======== Record extracts ========
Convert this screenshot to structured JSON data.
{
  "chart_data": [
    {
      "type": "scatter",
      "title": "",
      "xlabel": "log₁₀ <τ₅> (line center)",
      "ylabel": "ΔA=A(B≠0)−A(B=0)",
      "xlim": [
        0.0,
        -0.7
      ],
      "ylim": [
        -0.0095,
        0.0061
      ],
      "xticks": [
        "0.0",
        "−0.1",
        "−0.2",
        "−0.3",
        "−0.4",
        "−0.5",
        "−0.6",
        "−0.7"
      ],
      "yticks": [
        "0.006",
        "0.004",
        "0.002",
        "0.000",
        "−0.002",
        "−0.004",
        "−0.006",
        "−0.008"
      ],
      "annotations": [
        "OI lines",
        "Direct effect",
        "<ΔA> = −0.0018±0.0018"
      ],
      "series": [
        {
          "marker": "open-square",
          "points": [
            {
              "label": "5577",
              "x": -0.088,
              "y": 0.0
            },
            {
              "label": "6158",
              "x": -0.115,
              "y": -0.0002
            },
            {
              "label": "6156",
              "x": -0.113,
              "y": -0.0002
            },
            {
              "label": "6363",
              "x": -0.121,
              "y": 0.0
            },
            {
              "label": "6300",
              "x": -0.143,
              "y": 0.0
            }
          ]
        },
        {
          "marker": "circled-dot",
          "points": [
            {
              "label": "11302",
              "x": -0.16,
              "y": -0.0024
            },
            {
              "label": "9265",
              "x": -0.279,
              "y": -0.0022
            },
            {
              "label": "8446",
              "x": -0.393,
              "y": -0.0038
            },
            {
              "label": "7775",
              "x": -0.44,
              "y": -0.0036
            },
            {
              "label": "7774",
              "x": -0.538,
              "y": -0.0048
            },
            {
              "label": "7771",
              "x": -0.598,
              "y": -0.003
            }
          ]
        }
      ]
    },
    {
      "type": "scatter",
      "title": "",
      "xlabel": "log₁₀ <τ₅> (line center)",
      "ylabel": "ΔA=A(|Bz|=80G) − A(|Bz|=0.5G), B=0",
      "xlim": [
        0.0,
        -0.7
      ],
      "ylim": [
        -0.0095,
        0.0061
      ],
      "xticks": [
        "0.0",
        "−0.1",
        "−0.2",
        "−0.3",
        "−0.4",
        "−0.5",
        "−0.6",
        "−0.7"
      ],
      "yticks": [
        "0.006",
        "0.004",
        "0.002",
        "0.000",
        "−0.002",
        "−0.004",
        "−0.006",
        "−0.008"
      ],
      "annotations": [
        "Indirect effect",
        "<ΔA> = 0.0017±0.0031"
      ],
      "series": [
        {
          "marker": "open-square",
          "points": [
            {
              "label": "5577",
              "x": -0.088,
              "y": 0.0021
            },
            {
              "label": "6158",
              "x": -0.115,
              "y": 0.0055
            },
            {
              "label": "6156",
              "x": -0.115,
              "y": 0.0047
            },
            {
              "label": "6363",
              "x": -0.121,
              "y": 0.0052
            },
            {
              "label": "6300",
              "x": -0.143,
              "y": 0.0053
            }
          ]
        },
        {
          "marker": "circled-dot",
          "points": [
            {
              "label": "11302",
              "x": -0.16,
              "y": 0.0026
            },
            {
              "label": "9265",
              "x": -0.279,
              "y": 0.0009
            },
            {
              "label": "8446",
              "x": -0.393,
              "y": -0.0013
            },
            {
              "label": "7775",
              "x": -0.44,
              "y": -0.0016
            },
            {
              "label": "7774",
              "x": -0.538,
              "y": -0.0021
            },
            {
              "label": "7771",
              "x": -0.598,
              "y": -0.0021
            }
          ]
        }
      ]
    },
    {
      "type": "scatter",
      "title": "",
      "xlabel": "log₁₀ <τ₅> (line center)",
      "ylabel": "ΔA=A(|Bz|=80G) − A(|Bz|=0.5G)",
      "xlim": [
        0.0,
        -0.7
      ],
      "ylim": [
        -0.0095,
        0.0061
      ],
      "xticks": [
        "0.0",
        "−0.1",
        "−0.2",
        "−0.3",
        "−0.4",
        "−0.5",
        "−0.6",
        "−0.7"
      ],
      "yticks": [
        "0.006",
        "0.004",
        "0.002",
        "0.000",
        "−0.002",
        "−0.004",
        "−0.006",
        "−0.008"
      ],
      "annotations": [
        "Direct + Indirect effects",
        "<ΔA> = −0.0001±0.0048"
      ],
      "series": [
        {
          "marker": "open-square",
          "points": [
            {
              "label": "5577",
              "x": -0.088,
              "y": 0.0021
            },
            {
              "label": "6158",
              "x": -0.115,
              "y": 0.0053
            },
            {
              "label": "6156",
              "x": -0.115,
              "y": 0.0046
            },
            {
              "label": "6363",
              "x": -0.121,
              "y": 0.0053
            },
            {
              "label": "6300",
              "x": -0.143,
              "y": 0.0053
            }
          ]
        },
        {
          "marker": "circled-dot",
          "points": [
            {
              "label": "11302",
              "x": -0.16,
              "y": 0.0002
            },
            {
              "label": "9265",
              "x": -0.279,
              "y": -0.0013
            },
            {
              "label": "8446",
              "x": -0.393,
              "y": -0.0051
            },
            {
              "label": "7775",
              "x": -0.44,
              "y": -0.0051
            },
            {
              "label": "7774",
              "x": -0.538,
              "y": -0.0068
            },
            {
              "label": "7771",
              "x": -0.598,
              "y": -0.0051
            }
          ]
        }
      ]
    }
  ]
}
========
Given problem: Extract all of the data above and output it character for character.

Written response:
Convert this screenshot to structured JSON data.
{
  "chart_data": [
    {
      "type": "scatter",
      "title": "",
      "xlabel": "log₁₀ <τ₅> (line center)",
      "ylabel": "ΔA=A(B≠0)−A(B=0)",
      "xlim": [
        0.0,
        -0.7
      ],
      "ylim": [
        -0.0095,
        0.0061
      ],
      "xticks": [
        "0.0",
        "−0.1",
        "−0.2",
        "−0.3",
        "−0.4",
        "−0.5",
        "−0.6",
        "−0.7"
      ],
      "yticks": [
        "0.006",
        "0.004",
        "0.002",
        "0.000",
        "−0.002",
        "−0.004",
        "−0.006",
        "−0.008"
      ],
      "annotations": [
        "OI lines",
        "Direct effect",
        "<ΔA> = −0.0018±0.0018"
      ],
      "series": [
        {
          "marker": "open-square",
          "points": [
            {
              "label": "5577",
              "x": -0.088,
              "y": 0.0
            },
            {
              "label": "6158",
              "x": -0.115,
              "y": -0.0002
            },
            {
              "label": "6156",
              "x": -0.113,
              "y": -0.0002
            },
            {
              "label": "6363",
              "x": -0.121,
              "y": 0.0
            },
            {
              "label": "6300",
              "x": -0.143,
              "y": 0.0
            }
          ]
        },
        {
          "marker": "circled-dot",
          "points": [
            {
              "label": "11302",
              "x": -0.16,
              "y": -0.0024
            },
            {
              "label": "9265",
              "x": -0.279,
              "y": -0.0022
            },
            {
              "label": "8446",
              "x": -0.393,
              "y": -0.0038
            },
            {
              "label": "7775",
              "x": -0.44,
              "y": -0.0036
            },
            {
              "label": "7774",
              "x": -0.538,
              "y": -0.0048
            },
            {
              "label": "7771",
              "x": -0.598,
              "y": -0.003
            }
          ]
        }
      ]
    },
    {
      "type": "scatter",
      "title": "",
      "xlabel": "log₁₀ <τ₅> (line center)",
      "ylabel": "ΔA=A(|Bz|=80G) − A(|Bz|=0.5G), B=0",
      "xlim": [
        0.0,
        -0.7
      ],
      "ylim": [
        -0.0095,
        0.0061
      ],
      "xticks": [
        "0.0",
        "−0.1",
        "−0.2",
        "−0.3",
        "−0.4",
        "−0.5",
        "−0.6",
        "−0.7"
      ],
      "yticks": [
        "0.006",
        "0.004",
        "0.002",
        "0.000",
        "−0.002",
        "−0.004",
        "−0.006",
        "−0.008"
      ],
      "annotations": [
        "Indirect effect",
        "<ΔA> = 0.0017±0.0031"
      ],
      "series": [
        {
          "marker": "open-square",
          "points": [
            {
              "label": "5577",
              "x": -0.088,
              "y": 0.0021
            },
            {
              "label": "6158",
              "x": -0.115,
              "y": 0.0055
            },
            {
              "label": "6156",
              "x": -0.115,
              "y": 0.0047
            },
            {
              "label": "6363",
              "x": -0.121,
              "y": 0.0052
            },
            {
              "label": "6300",
              "x": -0.143,
              "y": 0.0053
            }
          ]
        },
        {
          "marker": "circled-dot",
          "points": [
            {
              "label": "11302",
              "x": -0.16,
              "y": 0.0026
            },
            {
              "label": "9265",
              "x": -0.279,
              "y": 0.0009
            },
            {
              "label": "8446",
              "x": -0.393,
              "y": -0.0013
            },
            {
              "label": "7775",
              "x": -0.44,
              "y": -0.0016
            },
            {
              "label": "7774",
              "x": -0.538,
              "y": -0.0021
            },
            {
              "label": "7771",
              "x": -0.598,
              "y": -0.0021
            }
          ]
        }
      ]
    },
    {
      "type": "scatter",
      "title": "",
      "xlabel": "log₁₀ <τ₅> (line center)",
      "ylabel": "ΔA=A(|Bz|=80G) − A(|Bz|=0.5G)",
      "xlim": [
        0.0,
        -0.7
      ],
      "ylim": [
        -0.0095,
        0.0061
      ],
      "xticks": [
        "0.0",
        "−0.1",
        "−0.2",
        "−0.3",
        "−0.4",
        "−0.5",
        "−0.6",
        "−0.7"
      ],
      "yticks": [
        "0.006",
        "0.004",
        "0.002",
        "0.000",
        "−0.002",
        "−0.004",
        "−0.006",
        "−0.008"
      ],
      "annotations": [
        "Direct + Indirect effects",
        "<ΔA> = −0.0001±0.0048"
      ],
      "series": [
        {
          "marker": "open-square",
          "points": [
            {
              "label": "5577",
              "x": -0.088,
              "y": 0.0021
            },
            {
              "label": "6158",
              "x": -0.115,
              "y": 0.0053
            },
            {
              "label": "6156",
              "x": -0.115,
              "y": 0.0046
            },
            {
              "label": "6363",
              "x": -0.121,
              "y": 0.0053
            },
            {
              "label": "6300",
              "x": -0.143,
              "y": 0.0053
            }
          ]
        },
        {
          "marker": "circled-dot",
          "points": [
            {
              "label": "11302",
              "x": -0.16,
              "y": 0.0002
            },
            {
              "label": "9265",
              "x": -0.279,
              "y": -0.0013
            },
            {
              "label": "8446",
              "x": -0.393,
              "y": -0.0051
            },
            {
              "label": "7775",
              "x": -0.44,
              "y": -0.0051
            },
            {
              "label": "7774",
              "x": -0.538,
              "y": -0.0068
            },
            {
              "label": "7771",
              "x": -0.598,
              "y": -0.0051
            }
          ]
        }
      ]
    }
  ]
}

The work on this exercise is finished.